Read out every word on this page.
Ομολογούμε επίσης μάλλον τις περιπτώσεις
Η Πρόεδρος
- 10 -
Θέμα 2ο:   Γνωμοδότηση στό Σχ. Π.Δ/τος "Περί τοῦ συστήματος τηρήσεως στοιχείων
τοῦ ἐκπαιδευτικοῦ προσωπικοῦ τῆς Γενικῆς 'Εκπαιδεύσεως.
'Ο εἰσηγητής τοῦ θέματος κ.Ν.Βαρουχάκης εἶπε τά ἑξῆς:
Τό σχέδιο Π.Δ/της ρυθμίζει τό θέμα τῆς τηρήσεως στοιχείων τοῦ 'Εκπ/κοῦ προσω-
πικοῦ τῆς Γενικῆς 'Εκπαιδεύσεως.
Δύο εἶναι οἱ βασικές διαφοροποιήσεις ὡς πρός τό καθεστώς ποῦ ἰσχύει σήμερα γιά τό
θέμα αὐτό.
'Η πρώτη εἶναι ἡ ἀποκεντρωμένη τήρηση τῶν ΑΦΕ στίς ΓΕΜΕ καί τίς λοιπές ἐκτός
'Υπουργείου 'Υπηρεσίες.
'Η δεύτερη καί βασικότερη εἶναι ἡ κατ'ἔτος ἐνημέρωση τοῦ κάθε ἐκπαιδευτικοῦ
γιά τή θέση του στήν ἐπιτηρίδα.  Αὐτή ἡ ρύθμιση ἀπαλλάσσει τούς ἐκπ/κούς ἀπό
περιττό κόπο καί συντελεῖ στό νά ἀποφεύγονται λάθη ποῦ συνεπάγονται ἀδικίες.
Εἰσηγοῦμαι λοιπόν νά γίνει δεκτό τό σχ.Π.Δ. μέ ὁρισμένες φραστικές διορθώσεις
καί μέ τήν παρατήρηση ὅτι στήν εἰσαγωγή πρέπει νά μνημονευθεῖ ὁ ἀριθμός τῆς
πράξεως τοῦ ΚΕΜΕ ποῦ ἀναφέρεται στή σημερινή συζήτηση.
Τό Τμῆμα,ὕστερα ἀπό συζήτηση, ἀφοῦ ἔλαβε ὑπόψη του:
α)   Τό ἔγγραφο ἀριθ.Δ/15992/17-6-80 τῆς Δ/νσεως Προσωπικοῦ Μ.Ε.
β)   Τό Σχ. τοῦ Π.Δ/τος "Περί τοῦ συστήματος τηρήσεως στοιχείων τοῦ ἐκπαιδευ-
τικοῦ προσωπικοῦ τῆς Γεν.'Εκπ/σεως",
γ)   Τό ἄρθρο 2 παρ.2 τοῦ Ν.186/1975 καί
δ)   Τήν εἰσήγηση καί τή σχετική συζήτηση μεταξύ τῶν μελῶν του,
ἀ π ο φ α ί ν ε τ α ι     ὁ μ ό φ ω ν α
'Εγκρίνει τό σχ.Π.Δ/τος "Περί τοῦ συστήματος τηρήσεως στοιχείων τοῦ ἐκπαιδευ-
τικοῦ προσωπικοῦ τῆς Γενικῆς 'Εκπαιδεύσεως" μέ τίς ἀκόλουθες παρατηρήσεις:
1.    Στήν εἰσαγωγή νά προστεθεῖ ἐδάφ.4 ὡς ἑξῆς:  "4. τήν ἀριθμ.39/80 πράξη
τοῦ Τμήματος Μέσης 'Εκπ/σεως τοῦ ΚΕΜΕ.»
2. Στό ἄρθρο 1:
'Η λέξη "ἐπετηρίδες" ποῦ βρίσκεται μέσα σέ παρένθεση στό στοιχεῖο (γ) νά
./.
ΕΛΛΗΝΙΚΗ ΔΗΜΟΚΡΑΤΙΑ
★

──────

• [Given exercise] Would you copy out each line exactly as written?

• [The answer]
Read out every word on this page.
Ομολογούμε επίσης μάλλον τις περιπτώσεις
Η Πρόεδρος
- 10 -
Θέμα 2ο:   Γνωμοδότηση στό Σχ. Π.Δ/τος "Περί τοῦ συστήματος τηρήσεως στοιχείων
τοῦ ἐκπαιδευτικοῦ προσωπικοῦ τῆς Γενικῆς 'Εκπαιδεύσεως.
'Ο εἰσηγητής τοῦ θέματος κ.Ν.Βαρουχάκης εἶπε τά ἑξῆς:
Τό σχέδιο Π.Δ/της ρυθμίζει τό θέμα τῆς τηρήσεως στοιχείων τοῦ 'Εκπ/κοῦ προσω-
πικοῦ τῆς Γενικῆς 'Εκπαιδεύσεως.
Δύο εἶναι οἱ βασικές διαφοροποιήσεις ὡς πρός τό καθεστώς ποῦ ἰσχύει σήμερα γιά τό
θέμα αὐτό.
'Η πρώτη εἶναι ἡ ἀποκεντρωμένη τήρηση τῶν ΑΦΕ στίς ΓΕΜΕ καί τίς λοιπές ἐκτός
'Υπουργείου 'Υπηρεσίες.
'Η δεύτερη καί βασικότερη εἶναι ἡ κατ'ἔτος ἐνημέρωση τοῦ κάθε ἐκπαιδευτικοῦ
γιά τή θέση του στήν ἐπιτηρίδα.  Αὐτή ἡ ρύθμιση ἀπαλλάσσει τούς ἐκπ/κούς ἀπό
περιττό κόπο καί συντελεῖ στό νά ἀποφεύγονται λάθη ποῦ συνεπάγονται ἀδικίες.
Εἰσηγοῦμαι λοιπόν νά γίνει δεκτό τό σχ.Π.Δ. μέ ὁρισμένες φραστικές διορθώσεις
καί μέ τήν παρατήρηση ὅτι στήν εἰσαγωγή πρέπει νά μνημονευθεῖ ὁ ἀριθμός τῆς
πράξεως τοῦ ΚΕΜΕ ποῦ ἀναφέρεται στή σημερινή συζήτηση.
Τό Τμῆμα,ὕστερα ἀπό συζήτηση, ἀφοῦ ἔλαβε ὑπόψη του:
α)   Τό ἔγγραφο ἀριθ.Δ/15992/17-6-80 τῆς Δ/νσεως Προσωπικοῦ Μ.Ε.
β)   Τό Σχ. τοῦ Π.Δ/τος "Περί τοῦ συστήματος τηρήσεως στοιχείων τοῦ ἐκπαιδευ-
τικοῦ προσωπικοῦ τῆς Γεν.'Εκπ/σεως",
γ)   Τό ἄρθρο 2 παρ.2 τοῦ Ν.186/1975 καί
δ)   Τήν εἰσήγηση καί τή σχετική συζήτηση μεταξύ τῶν μελῶν του,
ἀ π ο φ α ί ν ε τ α ι     ὁ μ ό φ ω ν α
'Εγκρίνει τό σχ.Π.Δ/τος "Περί τοῦ συστήματος τηρήσεως στοιχείων τοῦ ἐκπαιδευ-
τικοῦ προσωπικοῦ τῆς Γενικῆς 'Εκπαιδεύσεως" μέ τίς ἀκόλουθες παρατηρήσεις:
1.    Στήν εἰσαγωγή νά προστεθεῖ ἐδάφ.4 ὡς ἑξῆς:  "4. τήν ἀριθμ.39/80 πράξη
τοῦ Τμήματος Μέσης 'Εκπ/σεως τοῦ ΚΕΜΕ.»
2. Στό ἄρθρο 1:
'Η λέξη "ἐπετηρίδες" ποῦ βρίσκεται μέσα σέ παρένθεση στό στοιχεῖο (γ) νά
./.
ΕΛΛΗΝΙΚΗ ΔΗΜΟΚΡΑΤΙΑ
★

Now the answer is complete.